[START]
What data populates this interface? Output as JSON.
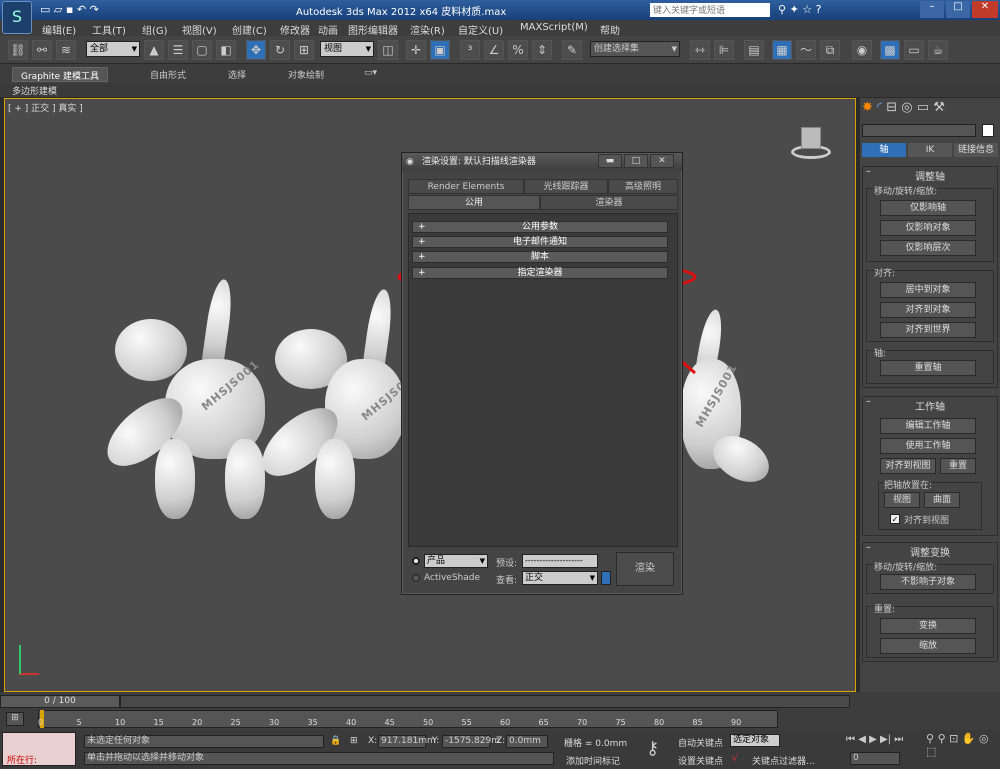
{
  "titlebar": {
    "title": "Autodesk 3ds Max  2012 x64      皮料材质.max",
    "search_placeholder": "键入关键字或短语"
  },
  "menubar": [
    "编辑(E)",
    "工具(T)",
    "组(G)",
    "视图(V)",
    "创建(C)",
    "修改器",
    "动画",
    "图形编辑器",
    "渲染(R)",
    "自定义(U)",
    "MAXScript(M)",
    "帮助"
  ],
  "toolbar": {
    "filter_select": "全部",
    "refcoord_select": "视图",
    "named_selection": "创建选择集"
  },
  "ribbon": {
    "tabs": [
      "Graphite 建模工具",
      "自由形式",
      "选择",
      "对象绘制"
    ],
    "sub_label": "多边形建模"
  },
  "viewport": {
    "label": "[ + ] 正交 ] 真实 ]",
    "model_text": "MHSJS001"
  },
  "dialog": {
    "title": "渲染设置: 默认扫描线渲染器",
    "tabs_row1": [
      "Render Elements",
      "光线跟踪器",
      "高级照明"
    ],
    "tabs_row2": [
      "公用",
      "渲染器"
    ],
    "rollouts": [
      "公用参数",
      "电子邮件通知",
      "脚本",
      "指定渲染器"
    ],
    "mode_product": "产品",
    "mode_activeshade": "ActiveShade",
    "preset_label": "预设:",
    "preset_value": "--------------------",
    "view_label": "查看:",
    "view_value": "正交",
    "render_button": "渲染"
  },
  "cmdpanel": {
    "tabs": [
      "轴",
      "IK",
      "链接信息"
    ],
    "adjust_pivot": {
      "header": "调整轴",
      "group_move": "移动/旋转/缩放:",
      "btn_pivot_only": "仅影响轴",
      "btn_object_only": "仅影响对象",
      "btn_hierarchy_only": "仅影响层次",
      "group_align": "对齐:",
      "btn_center": "居中到对象",
      "btn_align_object": "对齐到对象",
      "btn_align_world": "对齐到世界",
      "group_pivot": "轴:",
      "btn_reset_pivot": "重置轴"
    },
    "working_pivot": {
      "header": "工作轴",
      "btn_edit": "编辑工作轴",
      "btn_use": "使用工作轴",
      "btn_align_view": "对齐到视图",
      "btn_reset": "重置",
      "group_place": "把轴放置在:",
      "btn_view": "视图",
      "btn_surface": "曲面",
      "chk_align_view": "对齐到视图"
    },
    "adjust_transform": {
      "header": "调整变换",
      "group_move": "移动/旋转/缩放:",
      "btn_dont_affect": "不影响子对象",
      "group_reset": "重置:",
      "btn_transform": "变换",
      "btn_scale": "缩放"
    }
  },
  "timeline": {
    "frame_counter": "0 / 100",
    "ticks": [
      "0",
      "5",
      "10",
      "15",
      "20",
      "25",
      "30",
      "35",
      "40",
      "45",
      "50",
      "55",
      "60",
      "65",
      "70",
      "75",
      "80",
      "85",
      "90"
    ]
  },
  "status": {
    "script_label": "所在行:",
    "message1": "未选定任何对象",
    "message2": "单击并拖动以选择并移动对象",
    "x_value": "917.181mm",
    "y_value": "-1575.829m",
    "z_value": "0.0mm",
    "grid": "栅格 = 0.0mm",
    "add_time_tag": "添加时间标记",
    "autokey": "自动关键点",
    "selected": "选定对象",
    "set_key": "设置关键点",
    "key_filters": "关键点过滤器...",
    "frame": "0"
  },
  "colors": {
    "accent_yellow": "#d9a300",
    "active_blue": "#2f6fb8",
    "annotation_red": "#e01010"
  }
}
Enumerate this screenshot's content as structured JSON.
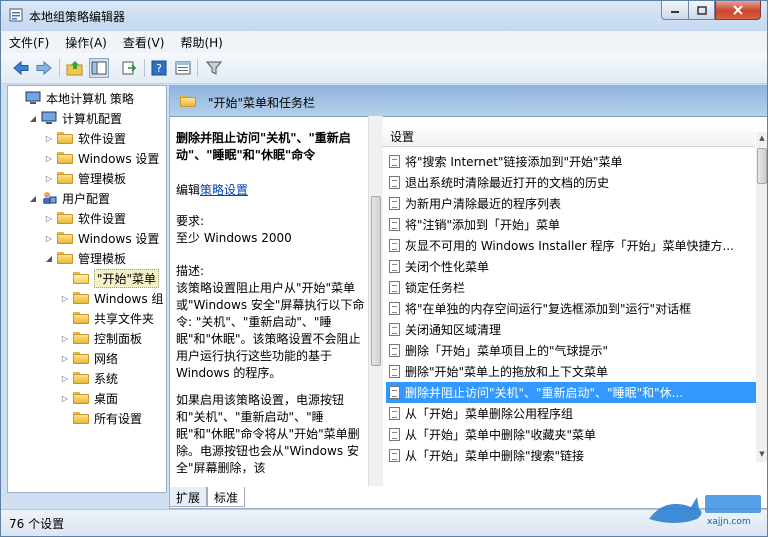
{
  "window": {
    "title": "本地组策略编辑器"
  },
  "menu": [
    "文件(F)",
    "操作(A)",
    "查看(V)",
    "帮助(H)"
  ],
  "tree": [
    {
      "label": "本地计算机 策略",
      "indent": 0,
      "icon": "computer-icon",
      "toggle": ""
    },
    {
      "label": "计算机配置",
      "indent": 1,
      "icon": "computer-icon",
      "toggle": "open"
    },
    {
      "label": "软件设置",
      "indent": 2,
      "icon": "folder-icon",
      "toggle": "closed"
    },
    {
      "label": "Windows 设置",
      "indent": 2,
      "icon": "folder-icon",
      "toggle": "closed"
    },
    {
      "label": "管理模板",
      "indent": 2,
      "icon": "folder-icon",
      "toggle": "closed"
    },
    {
      "label": "用户配置",
      "indent": 1,
      "icon": "user-icon",
      "toggle": "open"
    },
    {
      "label": "软件设置",
      "indent": 2,
      "icon": "folder-icon",
      "toggle": "closed"
    },
    {
      "label": "Windows 设置",
      "indent": 2,
      "icon": "folder-icon",
      "toggle": "closed"
    },
    {
      "label": "管理模板",
      "indent": 2,
      "icon": "folder-icon",
      "toggle": "open"
    },
    {
      "label": "\"开始\"菜单",
      "indent": 3,
      "icon": "folder-open-icon",
      "toggle": "",
      "selected": true
    },
    {
      "label": "Windows 组",
      "indent": 3,
      "icon": "folder-icon",
      "toggle": "closed"
    },
    {
      "label": "共享文件夹",
      "indent": 3,
      "icon": "folder-icon",
      "toggle": ""
    },
    {
      "label": "控制面板",
      "indent": 3,
      "icon": "folder-icon",
      "toggle": "closed"
    },
    {
      "label": "网络",
      "indent": 3,
      "icon": "folder-icon",
      "toggle": "closed"
    },
    {
      "label": "系统",
      "indent": 3,
      "icon": "folder-icon",
      "toggle": "closed"
    },
    {
      "label": "桌面",
      "indent": 3,
      "icon": "folder-icon",
      "toggle": "closed"
    },
    {
      "label": "所有设置",
      "indent": 3,
      "icon": "folder-settings-icon",
      "toggle": ""
    }
  ],
  "pane": {
    "title": "\"开始\"菜单和任务栏"
  },
  "desc": {
    "heading": "删除并阻止访问\"关机\"、\"重新启动\"、\"睡眠\"和\"休眠\"命令",
    "edit_prefix": "编辑",
    "edit_link": "策略设置",
    "req_label": "要求:",
    "req_value": "至少 Windows 2000",
    "desc_label": "描述:",
    "desc_body": "该策略设置阻止用户从\"开始\"菜单或\"Windows 安全\"屏幕执行以下命令: \"关机\"、\"重新启动\"、\"睡眠\"和\"休眠\"。该策略设置不会阻止用户运行执行这些功能的基于 Windows 的程序。",
    "desc_more": "如果启用该策略设置，电源按钮和\"关机\"、\"重新启动\"、\"睡眠\"和\"休眠\"命令将从\"开始\"菜单删除。电源按钮也会从\"Windows 安全\"屏幕删除，该"
  },
  "list": {
    "header": "设置",
    "rows": [
      "将\"搜索 Internet\"链接添加到\"开始\"菜单",
      "退出系统时清除最近打开的文档的历史",
      "为新用户清除最近的程序列表",
      "将\"注销\"添加到「开始」菜单",
      "灰显不可用的 Windows Installer 程序「开始」菜单快捷方...",
      "关闭个性化菜单",
      "锁定任务栏",
      "将\"在单独的内存空间运行\"复选框添加到\"运行\"对话框",
      "关闭通知区域清理",
      "删除「开始」菜单项目上的\"气球提示\"",
      "删除\"开始\"菜单上的拖放和上下文菜单",
      "删除并阻止访问\"关机\"、\"重新启动\"、\"睡眠\"和\"休...",
      "从「开始」菜单删除公用程序组",
      "从「开始」菜单中删除\"收藏夹\"菜单",
      "从「开始」菜单中删除\"搜索\"链接"
    ],
    "selected_index": 11
  },
  "tabs": [
    "扩展",
    "标准"
  ],
  "status": {
    "text": "76 个设置"
  },
  "watermark": {
    "text": "xajjn.com"
  }
}
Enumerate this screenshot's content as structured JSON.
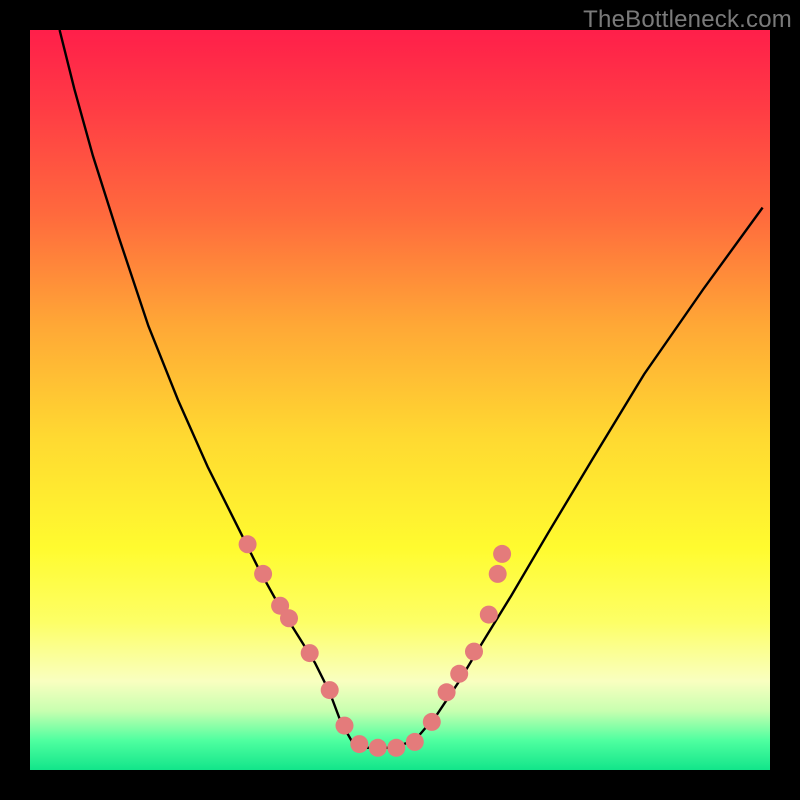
{
  "watermark": "TheBottleneck.com",
  "chart_data": {
    "type": "line",
    "title": "",
    "xlabel": "",
    "ylabel": "",
    "xlim": [
      0,
      1
    ],
    "ylim": [
      0,
      1
    ],
    "grid": false,
    "legend": false,
    "series": [
      {
        "name": "curve",
        "color": "#000000",
        "x": [
          0.04,
          0.06,
          0.085,
          0.12,
          0.16,
          0.2,
          0.24,
          0.28,
          0.31,
          0.335,
          0.36,
          0.385,
          0.405,
          0.42,
          0.44,
          0.46,
          0.49,
          0.52,
          0.55,
          0.58,
          0.61,
          0.65,
          0.7,
          0.76,
          0.83,
          0.91,
          0.99
        ],
        "y": [
          1.0,
          0.92,
          0.83,
          0.72,
          0.6,
          0.5,
          0.41,
          0.33,
          0.27,
          0.225,
          0.185,
          0.145,
          0.105,
          0.065,
          0.03,
          0.03,
          0.03,
          0.04,
          0.075,
          0.12,
          0.17,
          0.235,
          0.32,
          0.42,
          0.535,
          0.65,
          0.76
        ]
      }
    ],
    "markers": {
      "name": "dots",
      "color": "#e47b7b",
      "radius_px": 9,
      "x": [
        0.294,
        0.315,
        0.338,
        0.35,
        0.378,
        0.405,
        0.425,
        0.445,
        0.47,
        0.495,
        0.52,
        0.543,
        0.563,
        0.58,
        0.6,
        0.62,
        0.632,
        0.638
      ],
      "y": [
        0.305,
        0.265,
        0.222,
        0.205,
        0.158,
        0.108,
        0.06,
        0.035,
        0.03,
        0.03,
        0.038,
        0.065,
        0.105,
        0.13,
        0.16,
        0.21,
        0.265,
        0.292
      ]
    },
    "gradient_background": {
      "top_color": "#ff1f4a",
      "bottom_color": "#12e58a"
    }
  }
}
[END]
Find the string "重新启动" in the records, then copy each line where it occurs.

**Task answer**
    "heading": "删除并阻止访问\"关机\"、\"重新启动\"、\"睡眠\"和\"休眠\"命令",
    "desc_body": "该策略设置阻止用户从\"开始\"菜单或\"Windows 安全\"屏幕执行以下命令: \"关机\"、\"重新启动\"、\"睡眠\"和\"休眠\"。该策略设置不会阻止用户运行执行这些功能的基于 Windows 的程序。",
    "desc_more": "如果启用该策略设置，电源按钮和\"关机\"、\"重新启动\"、\"睡眠\"和\"休眠\"命令将从\"开始\"菜单删除。电源按钮也会从\"Windows 安全\"屏幕删除，该"
      "删除并阻止访问\"关机\"、\"重新启动\"、\"睡眠\"和\"休...",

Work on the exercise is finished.